• GIVEN TASK: Can you output the records below exactly as they are written?

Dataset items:
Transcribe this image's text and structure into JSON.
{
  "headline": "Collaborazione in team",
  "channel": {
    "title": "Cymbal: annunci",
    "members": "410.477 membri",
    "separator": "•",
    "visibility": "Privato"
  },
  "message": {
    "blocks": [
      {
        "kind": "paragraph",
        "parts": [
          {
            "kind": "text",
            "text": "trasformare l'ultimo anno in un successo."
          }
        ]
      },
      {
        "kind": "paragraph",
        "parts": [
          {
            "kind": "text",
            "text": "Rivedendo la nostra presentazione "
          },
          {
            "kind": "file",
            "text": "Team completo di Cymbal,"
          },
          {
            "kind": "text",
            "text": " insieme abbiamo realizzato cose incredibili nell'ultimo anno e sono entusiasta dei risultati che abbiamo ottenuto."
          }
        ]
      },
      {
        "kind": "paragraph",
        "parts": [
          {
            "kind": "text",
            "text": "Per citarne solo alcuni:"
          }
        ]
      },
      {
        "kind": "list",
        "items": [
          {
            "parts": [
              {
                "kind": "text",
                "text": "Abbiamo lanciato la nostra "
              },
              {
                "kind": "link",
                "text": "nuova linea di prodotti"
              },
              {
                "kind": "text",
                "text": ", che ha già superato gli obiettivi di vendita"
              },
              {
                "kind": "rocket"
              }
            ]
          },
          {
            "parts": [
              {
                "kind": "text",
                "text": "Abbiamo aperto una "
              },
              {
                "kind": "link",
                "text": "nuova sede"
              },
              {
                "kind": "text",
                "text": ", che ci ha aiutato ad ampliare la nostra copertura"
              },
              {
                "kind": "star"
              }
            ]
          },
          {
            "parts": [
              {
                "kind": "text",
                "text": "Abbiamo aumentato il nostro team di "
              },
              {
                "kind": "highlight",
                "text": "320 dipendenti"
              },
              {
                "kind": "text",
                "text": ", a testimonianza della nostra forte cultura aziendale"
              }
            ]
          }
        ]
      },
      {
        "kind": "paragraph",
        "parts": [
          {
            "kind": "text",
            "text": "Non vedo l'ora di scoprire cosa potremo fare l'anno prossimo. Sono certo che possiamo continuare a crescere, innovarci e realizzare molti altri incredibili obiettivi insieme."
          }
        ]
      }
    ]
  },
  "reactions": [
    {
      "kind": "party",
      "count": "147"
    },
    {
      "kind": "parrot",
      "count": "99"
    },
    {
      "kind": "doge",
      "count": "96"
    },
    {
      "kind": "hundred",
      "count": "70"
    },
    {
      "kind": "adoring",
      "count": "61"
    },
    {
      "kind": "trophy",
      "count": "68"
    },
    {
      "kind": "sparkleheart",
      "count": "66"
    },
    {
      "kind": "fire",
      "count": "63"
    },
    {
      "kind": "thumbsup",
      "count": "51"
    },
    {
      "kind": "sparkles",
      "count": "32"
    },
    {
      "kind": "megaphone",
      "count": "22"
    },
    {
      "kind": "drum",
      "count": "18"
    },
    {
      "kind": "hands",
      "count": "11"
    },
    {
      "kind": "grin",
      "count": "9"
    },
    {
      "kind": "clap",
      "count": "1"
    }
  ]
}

• SOLUTION BELOW:
Transcribe this image's text and structure into JSON.
{
  "headline": "Collaborazione in team",
  "channel": {
    "title": "Cymbal: annunci",
    "members": "410.477 membri",
    "separator": "•",
    "visibility": "Privato"
  },
  "message": {
    "blocks": [
      {
        "kind": "paragraph",
        "parts": [
          {
            "kind": "text",
            "text": "trasformare l'ultimo anno in un successo."
          }
        ]
      },
      {
        "kind": "paragraph",
        "parts": [
          {
            "kind": "text",
            "text": "Rivedendo la nostra presentazione "
          },
          {
            "kind": "file",
            "text": "Team completo di Cymbal,"
          },
          {
            "kind": "text",
            "text": " insieme abbiamo realizzato cose incredibili nell'ultimo anno e sono entusiasta dei risultati che abbiamo ottenuto."
          }
        ]
      },
      {
        "kind": "paragraph",
        "parts": [
          {
            "kind": "text",
            "text": "Per citarne solo alcuni:"
          }
        ]
      },
      {
        "kind": "list",
        "items": [
          {
            "parts": [
              {
                "kind": "text",
                "text": "Abbiamo lanciato la nostra "
              },
              {
                "kind": "link",
                "text": "nuova linea di prodotti"
              },
              {
                "kind": "text",
                "text": ", che ha già superato gli obiettivi di vendita"
              },
              {
                "kind": "rocket"
              }
            ]
          },
          {
            "parts": [
              {
                "kind": "text",
                "text": "Abbiamo aperto una "
              },
              {
                "kind": "link",
                "text": "nuova sede"
              },
              {
                "kind": "text",
                "text": ", che ci ha aiutato ad ampliare la nostra copertura"
              },
              {
                "kind": "star"
              }
            ]
          },
          {
            "parts": [
              {
                "kind": "text",
                "text": "Abbiamo aumentato il nostro team di "
              },
              {
                "kind": "highlight",
                "text": "320 dipendenti"
              },
              {
                "kind": "text",
                "text": ", a testimonianza della nostra forte cultura aziendale"
              }
            ]
          }
        ]
      },
      {
        "kind": "paragraph",
        "parts": [
          {
            "kind": "text",
            "text": "Non vedo l'ora di scoprire cosa potremo fare l'anno prossimo. Sono certo che possiamo continuare a crescere, innovarci e realizzare molti altri incredibili obiettivi insieme."
          }
        ]
      }
    ]
  },
  "reactions": [
    {
      "kind": "party",
      "count": "147"
    },
    {
      "kind": "parrot",
      "count": "99"
    },
    {
      "kind": "doge",
      "count": "96"
    },
    {
      "kind": "hundred",
      "count": "70"
    },
    {
      "kind": "adoring",
      "count": "61"
    },
    {
      "kind": "trophy",
      "count": "68"
    },
    {
      "kind": "sparkleheart",
      "count": "66"
    },
    {
      "kind": "fire",
      "count": "63"
    },
    {
      "kind": "thumbsup",
      "count": "51"
    },
    {
      "kind": "sparkles",
      "count": "32"
    },
    {
      "kind": "megaphone",
      "count": "22"
    },
    {
      "kind": "drum",
      "count": "18"
    },
    {
      "kind": "hands",
      "count": "11"
    },
    {
      "kind": "grin",
      "count": "9"
    },
    {
      "kind": "clap",
      "count": "1"
    }
  ]
}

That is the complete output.